Problem requirements:
Return all lines from the listing below in which the string "median" occurs.

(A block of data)
-=-=-=-=-

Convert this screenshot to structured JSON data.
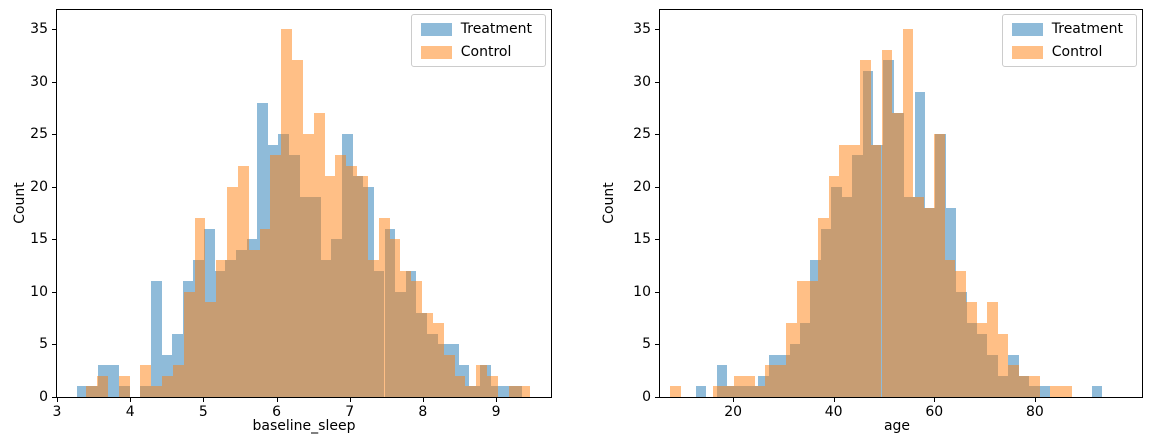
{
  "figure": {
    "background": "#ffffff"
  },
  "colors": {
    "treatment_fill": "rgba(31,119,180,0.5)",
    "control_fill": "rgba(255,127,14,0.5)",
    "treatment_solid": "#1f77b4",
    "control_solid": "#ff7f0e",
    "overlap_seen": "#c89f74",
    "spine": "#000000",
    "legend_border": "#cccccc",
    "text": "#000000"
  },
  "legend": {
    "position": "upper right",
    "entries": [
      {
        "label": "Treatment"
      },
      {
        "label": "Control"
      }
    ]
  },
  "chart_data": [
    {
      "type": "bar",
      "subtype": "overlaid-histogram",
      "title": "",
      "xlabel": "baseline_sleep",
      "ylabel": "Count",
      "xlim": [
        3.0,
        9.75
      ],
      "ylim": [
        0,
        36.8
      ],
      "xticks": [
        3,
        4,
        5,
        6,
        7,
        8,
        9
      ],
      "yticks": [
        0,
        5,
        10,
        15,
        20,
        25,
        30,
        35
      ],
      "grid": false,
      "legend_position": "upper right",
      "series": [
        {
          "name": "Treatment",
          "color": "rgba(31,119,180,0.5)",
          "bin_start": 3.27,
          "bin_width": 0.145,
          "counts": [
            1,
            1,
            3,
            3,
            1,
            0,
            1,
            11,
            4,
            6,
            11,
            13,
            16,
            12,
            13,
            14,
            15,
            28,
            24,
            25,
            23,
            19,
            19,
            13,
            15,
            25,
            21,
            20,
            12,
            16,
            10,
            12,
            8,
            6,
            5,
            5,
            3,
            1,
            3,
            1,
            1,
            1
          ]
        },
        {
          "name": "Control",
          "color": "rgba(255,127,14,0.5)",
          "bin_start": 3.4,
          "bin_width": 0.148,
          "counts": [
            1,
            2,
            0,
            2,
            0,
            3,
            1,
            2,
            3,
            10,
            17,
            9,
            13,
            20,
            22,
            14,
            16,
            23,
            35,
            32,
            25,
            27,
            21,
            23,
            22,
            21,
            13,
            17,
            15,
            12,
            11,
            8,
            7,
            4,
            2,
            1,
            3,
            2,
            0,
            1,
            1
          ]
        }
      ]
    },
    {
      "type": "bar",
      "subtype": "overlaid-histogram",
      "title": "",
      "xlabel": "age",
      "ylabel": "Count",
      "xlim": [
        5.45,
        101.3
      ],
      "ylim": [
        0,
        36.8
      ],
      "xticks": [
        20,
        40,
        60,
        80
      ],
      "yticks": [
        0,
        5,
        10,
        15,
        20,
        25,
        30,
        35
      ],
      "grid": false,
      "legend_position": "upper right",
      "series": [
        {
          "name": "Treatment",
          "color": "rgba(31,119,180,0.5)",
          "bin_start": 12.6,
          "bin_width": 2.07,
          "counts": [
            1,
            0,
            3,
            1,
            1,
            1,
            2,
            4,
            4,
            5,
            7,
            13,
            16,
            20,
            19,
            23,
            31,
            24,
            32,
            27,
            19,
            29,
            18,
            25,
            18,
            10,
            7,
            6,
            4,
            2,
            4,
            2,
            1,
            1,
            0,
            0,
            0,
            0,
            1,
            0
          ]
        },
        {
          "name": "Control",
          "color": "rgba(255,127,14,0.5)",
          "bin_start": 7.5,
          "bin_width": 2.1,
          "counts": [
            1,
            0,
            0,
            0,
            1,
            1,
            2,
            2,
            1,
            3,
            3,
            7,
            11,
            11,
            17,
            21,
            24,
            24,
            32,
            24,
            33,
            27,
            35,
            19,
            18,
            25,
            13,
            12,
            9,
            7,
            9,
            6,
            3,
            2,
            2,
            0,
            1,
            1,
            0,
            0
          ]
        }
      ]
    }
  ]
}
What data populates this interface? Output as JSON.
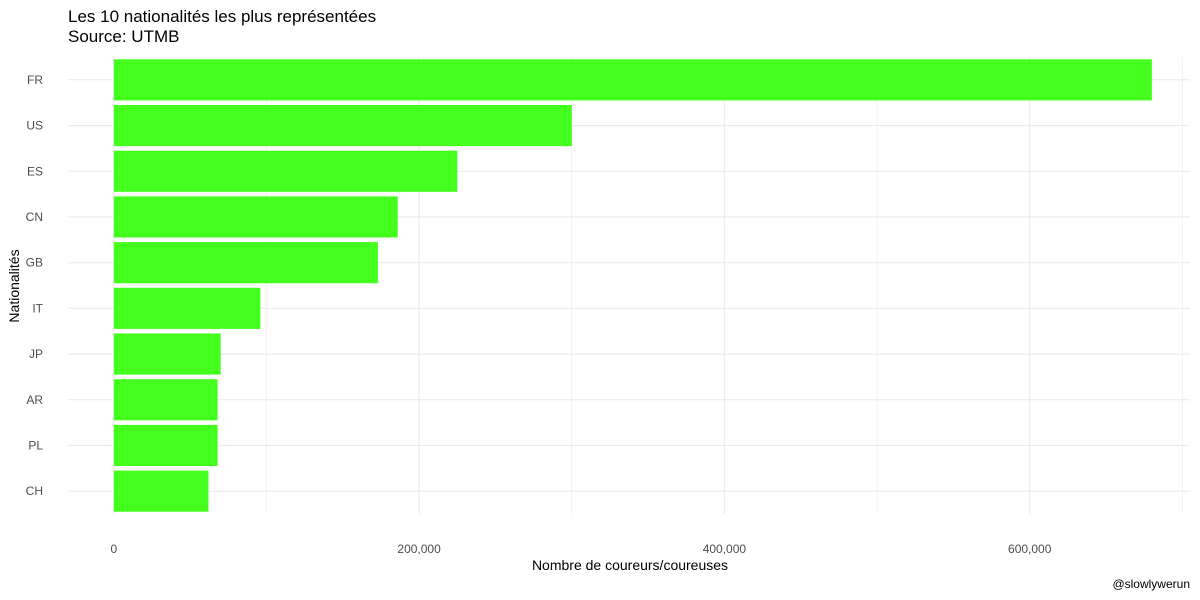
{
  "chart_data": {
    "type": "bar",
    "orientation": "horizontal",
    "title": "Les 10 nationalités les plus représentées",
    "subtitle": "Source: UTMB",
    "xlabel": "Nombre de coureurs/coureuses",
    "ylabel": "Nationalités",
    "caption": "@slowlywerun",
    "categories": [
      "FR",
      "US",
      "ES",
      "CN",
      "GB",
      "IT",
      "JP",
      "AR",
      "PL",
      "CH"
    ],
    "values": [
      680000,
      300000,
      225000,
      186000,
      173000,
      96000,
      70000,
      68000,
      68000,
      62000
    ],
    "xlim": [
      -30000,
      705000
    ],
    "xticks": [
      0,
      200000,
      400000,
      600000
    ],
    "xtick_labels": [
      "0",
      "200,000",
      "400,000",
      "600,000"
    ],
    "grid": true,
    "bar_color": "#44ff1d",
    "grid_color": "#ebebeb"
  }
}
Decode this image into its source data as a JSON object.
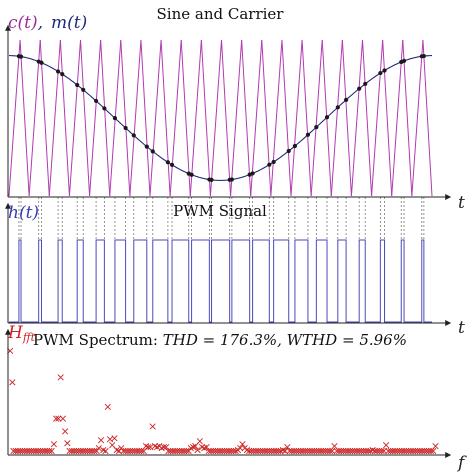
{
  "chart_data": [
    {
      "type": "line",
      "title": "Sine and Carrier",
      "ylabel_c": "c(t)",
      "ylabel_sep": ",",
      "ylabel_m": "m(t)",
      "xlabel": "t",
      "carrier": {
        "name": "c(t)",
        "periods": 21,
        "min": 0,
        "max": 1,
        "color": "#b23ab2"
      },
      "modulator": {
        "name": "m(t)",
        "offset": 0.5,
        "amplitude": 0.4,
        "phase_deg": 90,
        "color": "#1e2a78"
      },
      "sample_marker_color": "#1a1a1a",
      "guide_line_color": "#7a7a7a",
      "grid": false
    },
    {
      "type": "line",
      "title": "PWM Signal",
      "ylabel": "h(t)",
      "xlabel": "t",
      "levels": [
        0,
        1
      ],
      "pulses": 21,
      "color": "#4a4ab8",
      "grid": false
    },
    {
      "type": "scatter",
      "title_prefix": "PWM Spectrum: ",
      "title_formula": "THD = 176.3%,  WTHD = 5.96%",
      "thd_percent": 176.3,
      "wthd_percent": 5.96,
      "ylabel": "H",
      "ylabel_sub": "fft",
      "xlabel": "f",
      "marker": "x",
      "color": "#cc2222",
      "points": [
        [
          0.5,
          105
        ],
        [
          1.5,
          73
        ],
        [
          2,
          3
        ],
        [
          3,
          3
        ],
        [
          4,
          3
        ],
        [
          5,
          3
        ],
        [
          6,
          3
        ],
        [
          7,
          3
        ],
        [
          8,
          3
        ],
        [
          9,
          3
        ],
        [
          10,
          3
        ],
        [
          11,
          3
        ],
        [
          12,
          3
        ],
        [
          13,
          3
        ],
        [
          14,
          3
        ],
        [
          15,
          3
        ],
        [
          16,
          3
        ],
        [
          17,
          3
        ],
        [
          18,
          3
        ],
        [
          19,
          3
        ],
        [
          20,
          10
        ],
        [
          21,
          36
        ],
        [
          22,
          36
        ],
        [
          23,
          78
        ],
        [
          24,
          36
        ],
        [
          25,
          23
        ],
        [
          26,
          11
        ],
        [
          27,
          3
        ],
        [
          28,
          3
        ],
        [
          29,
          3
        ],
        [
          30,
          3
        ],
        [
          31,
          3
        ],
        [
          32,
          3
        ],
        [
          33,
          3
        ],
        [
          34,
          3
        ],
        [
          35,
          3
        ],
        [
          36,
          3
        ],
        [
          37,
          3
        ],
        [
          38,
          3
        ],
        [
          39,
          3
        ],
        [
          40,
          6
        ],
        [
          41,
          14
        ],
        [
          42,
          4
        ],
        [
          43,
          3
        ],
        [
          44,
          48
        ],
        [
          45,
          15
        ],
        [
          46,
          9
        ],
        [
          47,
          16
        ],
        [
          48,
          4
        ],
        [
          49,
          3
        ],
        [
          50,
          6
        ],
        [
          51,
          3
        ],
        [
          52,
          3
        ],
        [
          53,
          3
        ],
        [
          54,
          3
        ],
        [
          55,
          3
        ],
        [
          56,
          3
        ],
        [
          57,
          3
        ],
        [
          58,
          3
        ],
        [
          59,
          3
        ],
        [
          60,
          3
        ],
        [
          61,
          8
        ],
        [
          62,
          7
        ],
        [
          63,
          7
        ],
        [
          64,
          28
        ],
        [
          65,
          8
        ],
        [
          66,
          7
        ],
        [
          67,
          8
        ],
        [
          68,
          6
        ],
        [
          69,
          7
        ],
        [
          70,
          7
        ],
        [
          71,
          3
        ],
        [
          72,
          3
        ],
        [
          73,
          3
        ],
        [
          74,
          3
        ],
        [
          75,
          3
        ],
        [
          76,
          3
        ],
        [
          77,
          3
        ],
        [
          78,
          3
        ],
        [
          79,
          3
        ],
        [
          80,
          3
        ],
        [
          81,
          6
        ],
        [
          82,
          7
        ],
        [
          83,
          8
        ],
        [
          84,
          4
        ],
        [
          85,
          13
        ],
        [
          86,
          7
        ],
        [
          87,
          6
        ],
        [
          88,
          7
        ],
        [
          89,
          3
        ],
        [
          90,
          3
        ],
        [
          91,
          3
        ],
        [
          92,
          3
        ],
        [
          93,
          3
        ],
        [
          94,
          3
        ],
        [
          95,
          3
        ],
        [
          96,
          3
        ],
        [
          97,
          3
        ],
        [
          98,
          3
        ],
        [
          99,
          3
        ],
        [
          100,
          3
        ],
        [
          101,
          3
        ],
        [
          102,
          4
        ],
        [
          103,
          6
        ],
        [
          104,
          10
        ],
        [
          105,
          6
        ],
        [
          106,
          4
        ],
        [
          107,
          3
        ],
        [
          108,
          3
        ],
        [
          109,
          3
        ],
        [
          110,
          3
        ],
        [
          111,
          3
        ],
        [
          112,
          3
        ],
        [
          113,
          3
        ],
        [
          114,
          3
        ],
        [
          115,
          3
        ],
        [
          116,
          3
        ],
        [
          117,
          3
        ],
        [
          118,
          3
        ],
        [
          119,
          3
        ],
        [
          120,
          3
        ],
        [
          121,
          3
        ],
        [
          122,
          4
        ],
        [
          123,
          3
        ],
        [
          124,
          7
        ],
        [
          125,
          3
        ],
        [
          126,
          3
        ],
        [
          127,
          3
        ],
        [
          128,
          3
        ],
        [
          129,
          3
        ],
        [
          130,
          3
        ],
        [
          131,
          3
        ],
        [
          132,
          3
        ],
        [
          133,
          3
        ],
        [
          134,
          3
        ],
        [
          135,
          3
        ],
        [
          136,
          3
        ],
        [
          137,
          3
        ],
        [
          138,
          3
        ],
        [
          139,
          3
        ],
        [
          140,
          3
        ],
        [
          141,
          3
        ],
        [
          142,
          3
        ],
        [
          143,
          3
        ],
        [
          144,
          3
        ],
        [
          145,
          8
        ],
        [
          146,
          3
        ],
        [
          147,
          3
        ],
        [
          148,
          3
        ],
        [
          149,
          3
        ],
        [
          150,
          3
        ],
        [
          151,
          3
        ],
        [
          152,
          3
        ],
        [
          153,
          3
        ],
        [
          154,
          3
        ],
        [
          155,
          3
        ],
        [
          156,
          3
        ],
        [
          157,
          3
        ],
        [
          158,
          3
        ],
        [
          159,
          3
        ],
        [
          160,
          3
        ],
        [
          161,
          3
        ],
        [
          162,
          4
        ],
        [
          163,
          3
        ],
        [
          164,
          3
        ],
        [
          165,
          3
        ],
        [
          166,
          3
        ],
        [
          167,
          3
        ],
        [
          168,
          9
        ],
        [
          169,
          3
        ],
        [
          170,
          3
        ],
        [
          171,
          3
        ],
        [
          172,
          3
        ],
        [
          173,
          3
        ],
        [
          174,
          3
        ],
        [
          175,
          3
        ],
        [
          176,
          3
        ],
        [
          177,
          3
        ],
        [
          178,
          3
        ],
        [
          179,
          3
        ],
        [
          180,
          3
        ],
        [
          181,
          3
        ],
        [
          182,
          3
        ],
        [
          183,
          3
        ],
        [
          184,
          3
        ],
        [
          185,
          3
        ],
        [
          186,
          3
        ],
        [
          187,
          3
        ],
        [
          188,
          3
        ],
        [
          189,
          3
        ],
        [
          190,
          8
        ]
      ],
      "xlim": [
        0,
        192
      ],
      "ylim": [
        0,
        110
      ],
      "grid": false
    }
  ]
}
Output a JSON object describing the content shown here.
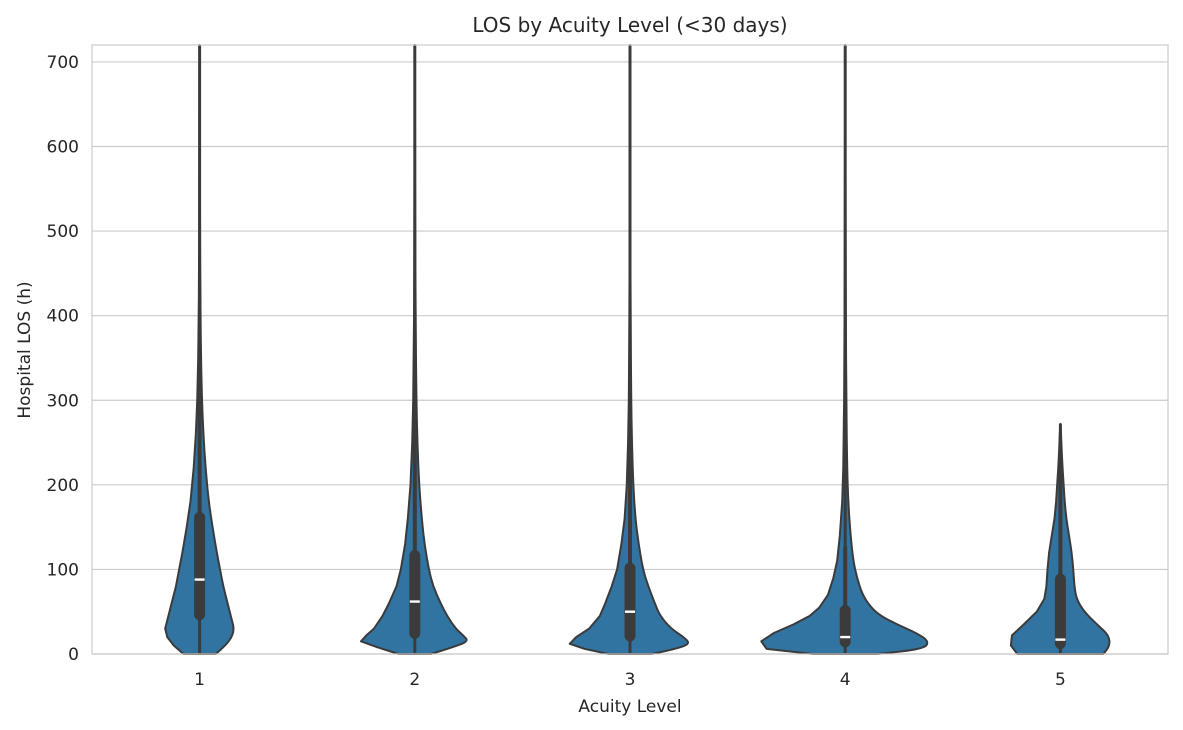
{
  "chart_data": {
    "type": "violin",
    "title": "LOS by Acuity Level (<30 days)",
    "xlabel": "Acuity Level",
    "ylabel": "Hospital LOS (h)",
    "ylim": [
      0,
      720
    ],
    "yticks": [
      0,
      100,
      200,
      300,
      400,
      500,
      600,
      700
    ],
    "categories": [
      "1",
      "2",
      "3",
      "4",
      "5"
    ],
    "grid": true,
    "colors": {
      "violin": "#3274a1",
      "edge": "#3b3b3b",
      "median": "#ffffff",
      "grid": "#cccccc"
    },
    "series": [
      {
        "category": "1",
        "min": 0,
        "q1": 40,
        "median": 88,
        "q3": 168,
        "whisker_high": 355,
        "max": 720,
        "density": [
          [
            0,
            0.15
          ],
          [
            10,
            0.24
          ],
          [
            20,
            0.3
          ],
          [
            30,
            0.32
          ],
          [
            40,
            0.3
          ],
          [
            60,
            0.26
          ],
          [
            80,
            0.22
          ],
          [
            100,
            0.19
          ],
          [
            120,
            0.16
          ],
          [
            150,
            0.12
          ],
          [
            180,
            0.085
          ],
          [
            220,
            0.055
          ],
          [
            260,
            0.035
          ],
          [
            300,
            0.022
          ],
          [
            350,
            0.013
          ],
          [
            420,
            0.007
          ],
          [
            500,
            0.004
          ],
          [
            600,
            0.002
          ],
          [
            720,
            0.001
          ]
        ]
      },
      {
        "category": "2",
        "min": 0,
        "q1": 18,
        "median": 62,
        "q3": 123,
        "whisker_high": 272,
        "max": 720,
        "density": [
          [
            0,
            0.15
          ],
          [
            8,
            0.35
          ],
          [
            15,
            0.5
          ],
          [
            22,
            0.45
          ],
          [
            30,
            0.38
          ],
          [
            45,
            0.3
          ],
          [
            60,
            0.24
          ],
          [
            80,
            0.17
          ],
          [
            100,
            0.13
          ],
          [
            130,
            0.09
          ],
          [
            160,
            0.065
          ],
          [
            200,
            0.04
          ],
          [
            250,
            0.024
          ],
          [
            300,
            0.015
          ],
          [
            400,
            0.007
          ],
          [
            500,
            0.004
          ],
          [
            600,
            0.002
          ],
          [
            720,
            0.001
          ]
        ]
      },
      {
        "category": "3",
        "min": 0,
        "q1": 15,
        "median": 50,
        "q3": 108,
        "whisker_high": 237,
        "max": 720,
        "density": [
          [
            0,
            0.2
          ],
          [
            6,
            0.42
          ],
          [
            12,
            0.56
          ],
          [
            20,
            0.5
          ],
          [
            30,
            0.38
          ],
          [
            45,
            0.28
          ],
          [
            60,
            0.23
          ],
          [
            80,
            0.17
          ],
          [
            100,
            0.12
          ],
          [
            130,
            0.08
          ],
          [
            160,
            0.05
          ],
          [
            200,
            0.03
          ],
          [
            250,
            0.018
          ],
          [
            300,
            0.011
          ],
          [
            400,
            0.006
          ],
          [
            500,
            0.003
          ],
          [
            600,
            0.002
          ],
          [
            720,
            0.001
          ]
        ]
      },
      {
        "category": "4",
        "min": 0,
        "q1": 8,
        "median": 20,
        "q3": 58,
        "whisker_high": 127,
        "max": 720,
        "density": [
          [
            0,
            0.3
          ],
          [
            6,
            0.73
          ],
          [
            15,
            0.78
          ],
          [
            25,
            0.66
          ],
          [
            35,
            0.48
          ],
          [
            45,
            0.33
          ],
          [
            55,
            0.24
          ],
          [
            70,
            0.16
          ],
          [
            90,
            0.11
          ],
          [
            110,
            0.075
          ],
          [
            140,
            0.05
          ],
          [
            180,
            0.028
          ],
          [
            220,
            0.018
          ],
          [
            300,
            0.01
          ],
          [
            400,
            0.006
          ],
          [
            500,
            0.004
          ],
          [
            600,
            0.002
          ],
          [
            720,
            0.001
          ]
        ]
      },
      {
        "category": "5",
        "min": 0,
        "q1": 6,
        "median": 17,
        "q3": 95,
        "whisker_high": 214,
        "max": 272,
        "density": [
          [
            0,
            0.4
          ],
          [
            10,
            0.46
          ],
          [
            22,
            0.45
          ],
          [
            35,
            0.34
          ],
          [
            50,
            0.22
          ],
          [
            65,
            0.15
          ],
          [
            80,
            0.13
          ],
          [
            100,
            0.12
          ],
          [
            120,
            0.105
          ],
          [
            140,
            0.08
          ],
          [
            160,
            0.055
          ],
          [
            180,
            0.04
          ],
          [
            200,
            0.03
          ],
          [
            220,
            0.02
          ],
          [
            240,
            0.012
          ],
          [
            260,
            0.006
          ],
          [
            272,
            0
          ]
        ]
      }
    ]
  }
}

-=-=-=-=-

Expected answer:
      "median": "#ffffff",
        "median": 88,
        "median": 62,
        "median": 50,
        "median": 20,
        "median": 17,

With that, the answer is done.